Problem to solve: The entries need to be copied exactly.

-- Start Supplied data --

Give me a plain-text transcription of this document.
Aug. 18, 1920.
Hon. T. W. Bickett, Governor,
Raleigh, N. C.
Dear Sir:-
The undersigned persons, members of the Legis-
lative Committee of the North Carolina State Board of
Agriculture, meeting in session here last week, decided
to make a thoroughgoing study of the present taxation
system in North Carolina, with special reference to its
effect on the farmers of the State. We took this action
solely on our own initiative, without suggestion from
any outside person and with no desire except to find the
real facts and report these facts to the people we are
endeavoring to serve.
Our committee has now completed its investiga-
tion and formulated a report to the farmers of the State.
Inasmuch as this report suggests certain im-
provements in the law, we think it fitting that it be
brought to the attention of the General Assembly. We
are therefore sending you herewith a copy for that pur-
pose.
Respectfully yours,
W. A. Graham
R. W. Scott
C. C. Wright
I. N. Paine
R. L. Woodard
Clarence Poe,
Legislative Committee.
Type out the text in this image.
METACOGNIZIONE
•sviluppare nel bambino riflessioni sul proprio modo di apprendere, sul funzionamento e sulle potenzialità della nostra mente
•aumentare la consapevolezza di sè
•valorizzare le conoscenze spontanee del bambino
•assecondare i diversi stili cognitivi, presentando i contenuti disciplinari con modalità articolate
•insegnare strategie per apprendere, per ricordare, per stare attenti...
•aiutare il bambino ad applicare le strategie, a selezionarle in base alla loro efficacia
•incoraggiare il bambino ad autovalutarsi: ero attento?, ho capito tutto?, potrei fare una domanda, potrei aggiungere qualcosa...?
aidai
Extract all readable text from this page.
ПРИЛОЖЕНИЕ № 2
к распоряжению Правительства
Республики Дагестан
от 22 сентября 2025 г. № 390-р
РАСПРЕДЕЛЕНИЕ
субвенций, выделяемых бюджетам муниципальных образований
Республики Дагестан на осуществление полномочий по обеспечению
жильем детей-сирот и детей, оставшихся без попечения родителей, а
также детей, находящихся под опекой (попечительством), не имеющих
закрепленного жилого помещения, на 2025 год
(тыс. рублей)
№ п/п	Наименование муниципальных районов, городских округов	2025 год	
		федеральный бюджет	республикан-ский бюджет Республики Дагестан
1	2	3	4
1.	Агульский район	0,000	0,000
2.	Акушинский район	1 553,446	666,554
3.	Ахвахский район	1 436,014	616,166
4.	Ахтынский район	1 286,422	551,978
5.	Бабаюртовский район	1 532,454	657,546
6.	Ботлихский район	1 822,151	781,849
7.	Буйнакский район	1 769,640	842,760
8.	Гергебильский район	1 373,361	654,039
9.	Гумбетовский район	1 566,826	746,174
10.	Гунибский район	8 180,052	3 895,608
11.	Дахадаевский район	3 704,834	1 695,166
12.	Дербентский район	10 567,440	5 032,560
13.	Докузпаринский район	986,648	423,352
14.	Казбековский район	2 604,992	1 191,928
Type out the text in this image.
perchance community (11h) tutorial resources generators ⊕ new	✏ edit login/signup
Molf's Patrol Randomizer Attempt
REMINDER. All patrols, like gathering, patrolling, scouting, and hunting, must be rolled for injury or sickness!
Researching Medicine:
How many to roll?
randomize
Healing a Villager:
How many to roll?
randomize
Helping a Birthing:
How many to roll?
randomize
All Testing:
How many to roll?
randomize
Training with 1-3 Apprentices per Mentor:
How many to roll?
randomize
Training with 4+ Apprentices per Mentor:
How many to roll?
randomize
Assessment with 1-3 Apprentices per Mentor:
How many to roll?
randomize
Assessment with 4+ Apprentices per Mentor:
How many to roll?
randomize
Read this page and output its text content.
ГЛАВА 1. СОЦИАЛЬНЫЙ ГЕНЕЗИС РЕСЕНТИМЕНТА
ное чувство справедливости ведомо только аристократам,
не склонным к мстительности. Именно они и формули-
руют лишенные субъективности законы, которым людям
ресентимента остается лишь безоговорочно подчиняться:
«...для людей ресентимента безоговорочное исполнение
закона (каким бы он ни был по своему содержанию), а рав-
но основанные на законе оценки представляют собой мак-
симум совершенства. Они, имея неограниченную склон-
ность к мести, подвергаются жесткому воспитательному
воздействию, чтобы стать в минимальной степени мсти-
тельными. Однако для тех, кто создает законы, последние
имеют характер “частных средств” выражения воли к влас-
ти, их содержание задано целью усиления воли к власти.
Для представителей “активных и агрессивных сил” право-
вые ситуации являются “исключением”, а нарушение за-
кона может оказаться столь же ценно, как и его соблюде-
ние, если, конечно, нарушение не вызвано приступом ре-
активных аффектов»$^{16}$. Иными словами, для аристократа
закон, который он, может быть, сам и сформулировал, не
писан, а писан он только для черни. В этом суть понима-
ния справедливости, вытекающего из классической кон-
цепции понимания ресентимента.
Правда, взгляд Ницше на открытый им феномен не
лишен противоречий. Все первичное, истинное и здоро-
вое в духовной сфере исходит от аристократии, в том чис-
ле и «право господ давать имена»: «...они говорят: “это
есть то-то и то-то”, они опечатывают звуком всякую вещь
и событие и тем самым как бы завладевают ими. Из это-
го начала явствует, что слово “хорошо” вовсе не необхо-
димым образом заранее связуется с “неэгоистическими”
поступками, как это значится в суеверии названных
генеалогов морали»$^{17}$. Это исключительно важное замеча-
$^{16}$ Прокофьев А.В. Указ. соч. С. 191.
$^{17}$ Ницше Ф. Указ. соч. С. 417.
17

-- End Supplied data --

Task response:
Give me a plain-text transcription of this document.
Aug. 18, 1920.
Hon. T. W. Bickett, Governor,
Raleigh, N. C.
Dear Sir:-
The undersigned persons, members of the Legis-
lative Committee of the North Carolina State Board of
Agriculture, meeting in session here last week, decided
to make a thoroughgoing study of the present taxation
system in North Carolina, with special reference to its
effect on the farmers of the State. We took this action
solely on our own initiative, without suggestion from
any outside person and with no desire except to find the
real facts and report these facts to the people we are
endeavoring to serve.
Our committee has now completed its investiga-
tion and formulated a report to the farmers of the State.
Inasmuch as this report suggests certain im-
provements in the law, we think it fitting that it be
brought to the attention of the General Assembly. We
are therefore sending you herewith a copy for that pur-
pose.
Respectfully yours,
W. A. Graham
R. W. Scott
C. C. Wright
I. N. Paine
R. L. Woodard
Clarence Poe,
Legislative Committee.
Type out the text in this image.
METACOGNIZIONE
•sviluppare nel bambino riflessioni sul proprio modo di apprendere, sul funzionamento e sulle potenzialità della nostra mente
•aumentare la consapevolezza di sè
•valorizzare le conoscenze spontanee del bambino
•assecondare i diversi stili cognitivi, presentando i contenuti disciplinari con modalità articolate
•insegnare strategie per apprendere, per ricordare, per stare attenti...
•aiutare il bambino ad applicare le strategie, a selezionarle in base alla loro efficacia
•incoraggiare il bambino ad autovalutarsi: ero attento?, ho capito tutto?, potrei fare una domanda, potrei aggiungere qualcosa...?
aidai
Extract all readable text from this page.
ПРИЛОЖЕНИЕ № 2
к распоряжению Правительства
Республики Дагестан
от 22 сентября 2025 г. № 390-р
РАСПРЕДЕЛЕНИЕ
субвенций, выделяемых бюджетам муниципальных образований
Республики Дагестан на осуществление полномочий по обеспечению
жильем детей-сирот и детей, оставшихся без попечения родителей, а
также детей, находящихся под опекой (попечительством), не имеющих
закрепленного жилого помещения, на 2025 год
(тыс. рублей)
№ п/п	Наименование муниципальных районов, городских округов	2025 год	
		федеральный бюджет	республикан-ский бюджет Республики Дагестан
1	2	3	4
1.	Агульский район	0,000	0,000
2.	Акушинский район	1 553,446	666,554
3.	Ахвахский район	1 436,014	616,166
4.	Ахтынский район	1 286,422	551,978
5.	Бабаюртовский район	1 532,454	657,546
6.	Ботлихский район	1 822,151	781,849
7.	Буйнакский район	1 769,640	842,760
8.	Гергебильский район	1 373,361	654,039
9.	Гумбетовский район	1 566,826	746,174
10.	Гунибский район	8 180,052	3 895,608
11.	Дахадаевский район	3 704,834	1 695,166
12.	Дербентский район	10 567,440	5 032,560
13.	Докузпаринский район	986,648	423,352
14.	Казбековский район	2 604,992	1 191,928
Type out the text in this image.
perchance community (11h) tutorial resources generators ⊕ new	✏ edit login/signup
Molf's Patrol Randomizer Attempt
REMINDER. All patrols, like gathering, patrolling, scouting, and hunting, must be rolled for injury or sickness!
Researching Medicine:
How many to roll?
randomize
Healing a Villager:
How many to roll?
randomize
Helping a Birthing:
How many to roll?
randomize
All Testing:
How many to roll?
randomize
Training with 1-3 Apprentices per Mentor:
How many to roll?
randomize
Training with 4+ Apprentices per Mentor:
How many to roll?
randomize
Assessment with 1-3 Apprentices per Mentor:
How many to roll?
randomize
Assessment with 4+ Apprentices per Mentor:
How many to roll?
randomize
Read this page and output its text content.
ГЛАВА 1. СОЦИАЛЬНЫЙ ГЕНЕЗИС РЕСЕНТИМЕНТА
ное чувство справедливости ведомо только аристократам,
не склонным к мстительности. Именно они и формули-
руют лишенные субъективности законы, которым людям
ресентимента остается лишь безоговорочно подчиняться:
«...для людей ресентимента безоговорочное исполнение
закона (каким бы он ни был по своему содержанию), а рав-
но основанные на законе оценки представляют собой мак-
симум совершенства. Они, имея неограниченную склон-
ность к мести, подвергаются жесткому воспитательному
воздействию, чтобы стать в минимальной степени мсти-
тельными. Однако для тех, кто создает законы, последние
имеют характер “частных средств” выражения воли к влас-
ти, их содержание задано целью усиления воли к власти.
Для представителей “активных и агрессивных сил” право-
вые ситуации являются “исключением”, а нарушение за-
кона может оказаться столь же ценно, как и его соблюде-
ние, если, конечно, нарушение не вызвано приступом ре-
активных аффектов»$^{16}$. Иными словами, для аристократа
закон, который он, может быть, сам и сформулировал, не
писан, а писан он только для черни. В этом суть понима-
ния справедливости, вытекающего из классической кон-
цепции понимания ресентимента.
Правда, взгляд Ницше на открытый им феномен не
лишен противоречий. Все первичное, истинное и здоро-
вое в духовной сфере исходит от аристократии, в том чис-
ле и «право господ давать имена»: «...они говорят: “это
есть то-то и то-то”, они опечатывают звуком всякую вещь
и событие и тем самым как бы завладевают ими. Из это-
го начала явствует, что слово “хорошо” вовсе не необхо-
димым образом заранее связуется с “неэгоистическими”
поступками, как это значится в суеверии названных
генеалогов морали»$^{17}$. Это исключительно важное замеча-
$^{16}$ Прокофьев А.В. Указ. соч. С. 191.
$^{17}$ Ницше Ф. Указ. соч. С. 417.
17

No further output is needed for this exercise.